Dataset items:
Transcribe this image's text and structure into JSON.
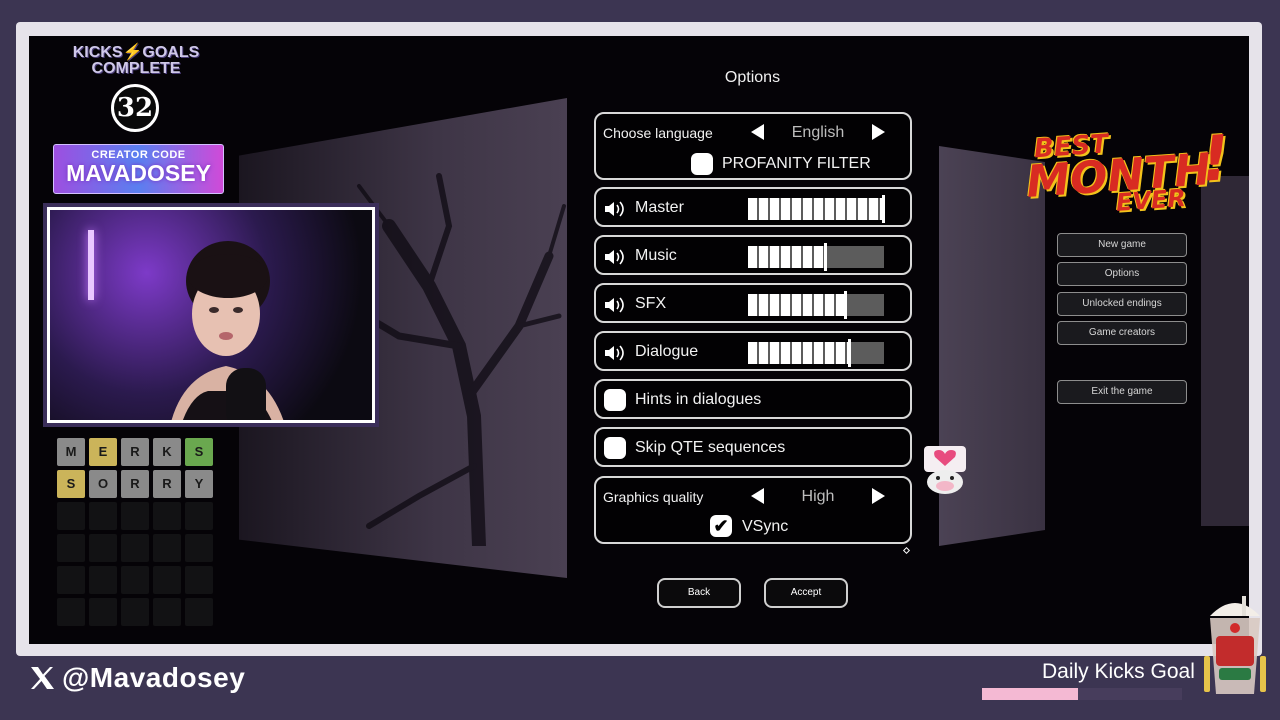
{
  "options": {
    "title": "Options",
    "language": {
      "label": "Choose language",
      "value": "English"
    },
    "profanity_filter": {
      "label": "PROFANITY FILTER",
      "checked": false
    },
    "volumes": [
      {
        "label": "Master",
        "level": 1.0
      },
      {
        "label": "Music",
        "level": 0.57
      },
      {
        "label": "SFX",
        "level": 0.72
      },
      {
        "label": "Dialogue",
        "level": 0.75
      }
    ],
    "hints": {
      "label": "Hints in dialogues",
      "checked": false
    },
    "skip_qte": {
      "label": "Skip QTE sequences",
      "checked": false
    },
    "graphics": {
      "label": "Graphics quality",
      "value": "High"
    },
    "vsync": {
      "label": "VSync",
      "checked": true,
      "mark": "✔"
    },
    "back_label": "Back",
    "accept_label": "Accept"
  },
  "main_menu": {
    "new_game": "New game",
    "options": "Options",
    "unlocked_endings": "Unlocked endings",
    "game_creators": "Game creators",
    "exit": "Exit the game"
  },
  "game_logo": {
    "line1": "BEST",
    "line2": "MONTH",
    "line3": "EVER",
    "bang": "!"
  },
  "overlay": {
    "kicks_goals_line1": "KICKS⚡GOALS",
    "kicks_goals_line2": "COMPLETE",
    "goal_count": "32",
    "creator_code_label": "CREATOR CODE",
    "creator_code": "MAVADOSEY",
    "handle": "@Mavadosey",
    "daily_kicks_goal": "Daily Kicks Goal",
    "daily_progress": 0.48,
    "wordle_rows": [
      [
        {
          "l": "M",
          "s": "gray"
        },
        {
          "l": "E",
          "s": "yellow"
        },
        {
          "l": "R",
          "s": "gray"
        },
        {
          "l": "K",
          "s": "gray"
        },
        {
          "l": "S",
          "s": "green"
        }
      ],
      [
        {
          "l": "S",
          "s": "yellow"
        },
        {
          "l": "O",
          "s": "gray"
        },
        {
          "l": "R",
          "s": "gray"
        },
        {
          "l": "R",
          "s": "gray"
        },
        {
          "l": "Y",
          "s": "gray"
        }
      ]
    ],
    "wordle_total_rows": 6
  },
  "colors": {
    "frame": "#e6e3ea",
    "background": "#3c3552",
    "accent_pink": "#f4b9d3",
    "logo_red": "#d82b22",
    "logo_yellow": "#f2c21b"
  }
}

▶ PROBLEM TO SOLVE
Omit the images and transcribe all of the records above word for word.

▶ EXERCISE OUTPUT
Transcribe this image's text and structure into JSON.
{
  "options": {
    "title": "Options",
    "language": {
      "label": "Choose language",
      "value": "English"
    },
    "profanity_filter": {
      "label": "PROFANITY FILTER",
      "checked": false
    },
    "volumes": [
      {
        "label": "Master",
        "level": 1.0
      },
      {
        "label": "Music",
        "level": 0.57
      },
      {
        "label": "SFX",
        "level": 0.72
      },
      {
        "label": "Dialogue",
        "level": 0.75
      }
    ],
    "hints": {
      "label": "Hints in dialogues",
      "checked": false
    },
    "skip_qte": {
      "label": "Skip QTE sequences",
      "checked": false
    },
    "graphics": {
      "label": "Graphics quality",
      "value": "High"
    },
    "vsync": {
      "label": "VSync",
      "checked": true,
      "mark": "✔"
    },
    "back_label": "Back",
    "accept_label": "Accept"
  },
  "main_menu": {
    "new_game": "New game",
    "options": "Options",
    "unlocked_endings": "Unlocked endings",
    "game_creators": "Game creators",
    "exit": "Exit the game"
  },
  "game_logo": {
    "line1": "BEST",
    "line2": "MONTH",
    "line3": "EVER",
    "bang": "!"
  },
  "overlay": {
    "kicks_goals_line1": "KICKS⚡GOALS",
    "kicks_goals_line2": "COMPLETE",
    "goal_count": "32",
    "creator_code_label": "CREATOR CODE",
    "creator_code": "MAVADOSEY",
    "handle": "@Mavadosey",
    "daily_kicks_goal": "Daily Kicks Goal",
    "daily_progress": 0.48,
    "wordle_rows": [
      [
        {
          "l": "M",
          "s": "gray"
        },
        {
          "l": "E",
          "s": "yellow"
        },
        {
          "l": "R",
          "s": "gray"
        },
        {
          "l": "K",
          "s": "gray"
        },
        {
          "l": "S",
          "s": "green"
        }
      ],
      [
        {
          "l": "S",
          "s": "yellow"
        },
        {
          "l": "O",
          "s": "gray"
        },
        {
          "l": "R",
          "s": "gray"
        },
        {
          "l": "R",
          "s": "gray"
        },
        {
          "l": "Y",
          "s": "gray"
        }
      ]
    ],
    "wordle_total_rows": 6
  },
  "colors": {
    "frame": "#e6e3ea",
    "background": "#3c3552",
    "accent_pink": "#f4b9d3",
    "logo_red": "#d82b22",
    "logo_yellow": "#f2c21b"
  }
}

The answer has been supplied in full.